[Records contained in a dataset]

###

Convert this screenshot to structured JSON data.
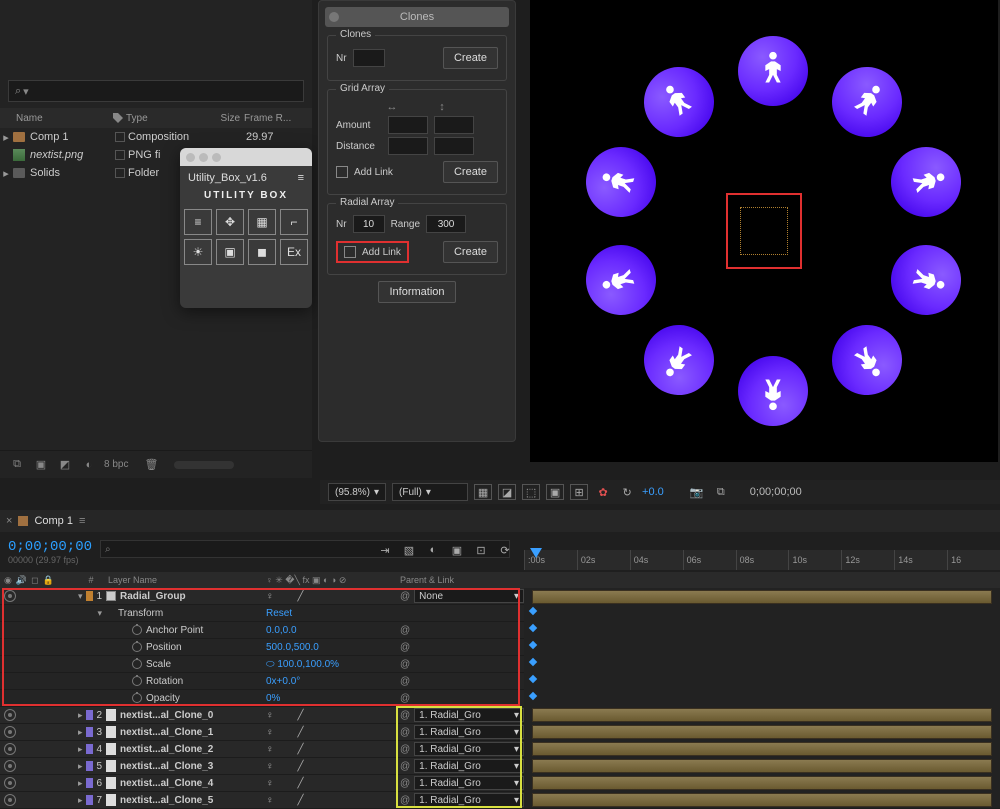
{
  "project": {
    "search_placeholder": "⌕",
    "cols": {
      "name": "Name",
      "type": "Type",
      "size": "Size",
      "fps": "Frame R..."
    },
    "rows": [
      {
        "name": "Comp 1",
        "type": "Composition",
        "fps": "29.97",
        "kind": "comp",
        "expandable": true
      },
      {
        "name": "nextist.png",
        "type": "PNG fi",
        "kind": "png",
        "italic": true
      },
      {
        "name": "Solids",
        "type": "Folder",
        "kind": "folder",
        "expandable": true
      }
    ],
    "footer_bpc": "8 bpc"
  },
  "utility": {
    "title": "Utility_Box_v1.6",
    "brand": "UTILITY BOX",
    "icons": [
      "align-icon",
      "anchor-icon",
      "grid-icon",
      "corner-icon",
      "sun-icon",
      "boxes-icon",
      "camera-icon",
      "ex-icon"
    ],
    "glyphs": [
      "≡",
      "✥",
      "▦",
      "⌐",
      "☀",
      "▣",
      "◼",
      "Ex"
    ]
  },
  "clones_panel": {
    "title": "Clones",
    "clones": {
      "legend": "Clones",
      "nr_label": "Nr",
      "create": "Create"
    },
    "grid": {
      "legend": "Grid Array",
      "amount_label": "Amount",
      "distance_label": "Distance",
      "addlink_label": "Add Link",
      "create": "Create"
    },
    "radial": {
      "legend": "Radial Array",
      "nr_label": "Nr",
      "nr_value": "10",
      "range_label": "Range",
      "range_value": "300",
      "addlink_label": "Add Link",
      "create": "Create"
    },
    "info_btn": "Information"
  },
  "comp_footer": {
    "zoom": "(95.8%)",
    "res": "(Full)",
    "exposure": "+0.0",
    "timecode": "0;00;00;00"
  },
  "timeline": {
    "tab_name": "Comp 1",
    "timecode": "0;00;00;00",
    "subtc": "00000 (29.97 fps)",
    "search_placeholder": "⌕",
    "ruler": [
      ":00s",
      "02s",
      "04s",
      "06s",
      "08s",
      "10s",
      "12s",
      "14s",
      "16"
    ],
    "cols": {
      "hash": "#",
      "layer": "Layer Name",
      "switches": "♀ ✳ �╲ fx ▣ ◐ ◑ ⊘",
      "parent": "Parent & Link"
    },
    "group_layer": {
      "num": "1",
      "name": "Radial_Group",
      "parent": "None",
      "transform_label": "Transform",
      "reset": "Reset",
      "props": [
        {
          "label": "Anchor Point",
          "value": "0.0,0.0"
        },
        {
          "label": "Position",
          "value": "500.0,500.0"
        },
        {
          "label": "Scale",
          "value": "100.0,100.0%",
          "linked": true
        },
        {
          "label": "Rotation",
          "value": "0x+0.0°"
        },
        {
          "label": "Opacity",
          "value": "0%"
        }
      ]
    },
    "clone_layers": [
      {
        "num": "2",
        "name": "nextist...al_Clone_0",
        "parent": "1. Radial_Gro"
      },
      {
        "num": "3",
        "name": "nextist...al_Clone_1",
        "parent": "1. Radial_Gro"
      },
      {
        "num": "4",
        "name": "nextist...al_Clone_2",
        "parent": "1. Radial_Gro"
      },
      {
        "num": "5",
        "name": "nextist...al_Clone_3",
        "parent": "1. Radial_Gro"
      },
      {
        "num": "6",
        "name": "nextist...al_Clone_4",
        "parent": "1. Radial_Gro"
      },
      {
        "num": "7",
        "name": "nextist...al_Clone_5",
        "parent": "1. Radial_Gro"
      }
    ]
  }
}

###

STATED GOAL:
Give the data above again in full and unchanged, skipping the pictures.

SOLUTION BELOW:
Convert this screenshot to structured JSON data.
{
  "project": {
    "search_placeholder": "⌕",
    "cols": {
      "name": "Name",
      "type": "Type",
      "size": "Size",
      "fps": "Frame R..."
    },
    "rows": [
      {
        "name": "Comp 1",
        "type": "Composition",
        "fps": "29.97",
        "kind": "comp",
        "expandable": true
      },
      {
        "name": "nextist.png",
        "type": "PNG fi",
        "kind": "png",
        "italic": true
      },
      {
        "name": "Solids",
        "type": "Folder",
        "kind": "folder",
        "expandable": true
      }
    ],
    "footer_bpc": "8 bpc"
  },
  "utility": {
    "title": "Utility_Box_v1.6",
    "brand": "UTILITY BOX",
    "icons": [
      "align-icon",
      "anchor-icon",
      "grid-icon",
      "corner-icon",
      "sun-icon",
      "boxes-icon",
      "camera-icon",
      "ex-icon"
    ],
    "glyphs": [
      "≡",
      "✥",
      "▦",
      "⌐",
      "☀",
      "▣",
      "◼",
      "Ex"
    ]
  },
  "clones_panel": {
    "title": "Clones",
    "clones": {
      "legend": "Clones",
      "nr_label": "Nr",
      "create": "Create"
    },
    "grid": {
      "legend": "Grid Array",
      "amount_label": "Amount",
      "distance_label": "Distance",
      "addlink_label": "Add Link",
      "create": "Create"
    },
    "radial": {
      "legend": "Radial Array",
      "nr_label": "Nr",
      "nr_value": "10",
      "range_label": "Range",
      "range_value": "300",
      "addlink_label": "Add Link",
      "create": "Create"
    },
    "info_btn": "Information"
  },
  "comp_footer": {
    "zoom": "(95.8%)",
    "res": "(Full)",
    "exposure": "+0.0",
    "timecode": "0;00;00;00"
  },
  "timeline": {
    "tab_name": "Comp 1",
    "timecode": "0;00;00;00",
    "subtc": "00000 (29.97 fps)",
    "search_placeholder": "⌕",
    "ruler": [
      ":00s",
      "02s",
      "04s",
      "06s",
      "08s",
      "10s",
      "12s",
      "14s",
      "16"
    ],
    "cols": {
      "hash": "#",
      "layer": "Layer Name",
      "switches": "♀ ✳ �╲ fx ▣ ◐ ◑ ⊘",
      "parent": "Parent & Link"
    },
    "group_layer": {
      "num": "1",
      "name": "Radial_Group",
      "parent": "None",
      "transform_label": "Transform",
      "reset": "Reset",
      "props": [
        {
          "label": "Anchor Point",
          "value": "0.0,0.0"
        },
        {
          "label": "Position",
          "value": "500.0,500.0"
        },
        {
          "label": "Scale",
          "value": "100.0,100.0%",
          "linked": true
        },
        {
          "label": "Rotation",
          "value": "0x+0.0°"
        },
        {
          "label": "Opacity",
          "value": "0%"
        }
      ]
    },
    "clone_layers": [
      {
        "num": "2",
        "name": "nextist...al_Clone_0",
        "parent": "1. Radial_Gro"
      },
      {
        "num": "3",
        "name": "nextist...al_Clone_1",
        "parent": "1. Radial_Gro"
      },
      {
        "num": "4",
        "name": "nextist...al_Clone_2",
        "parent": "1. Radial_Gro"
      },
      {
        "num": "5",
        "name": "nextist...al_Clone_3",
        "parent": "1. Radial_Gro"
      },
      {
        "num": "6",
        "name": "nextist...al_Clone_4",
        "parent": "1. Radial_Gro"
      },
      {
        "num": "7",
        "name": "nextist...al_Clone_5",
        "parent": "1. Radial_Gro"
      }
    ]
  }
}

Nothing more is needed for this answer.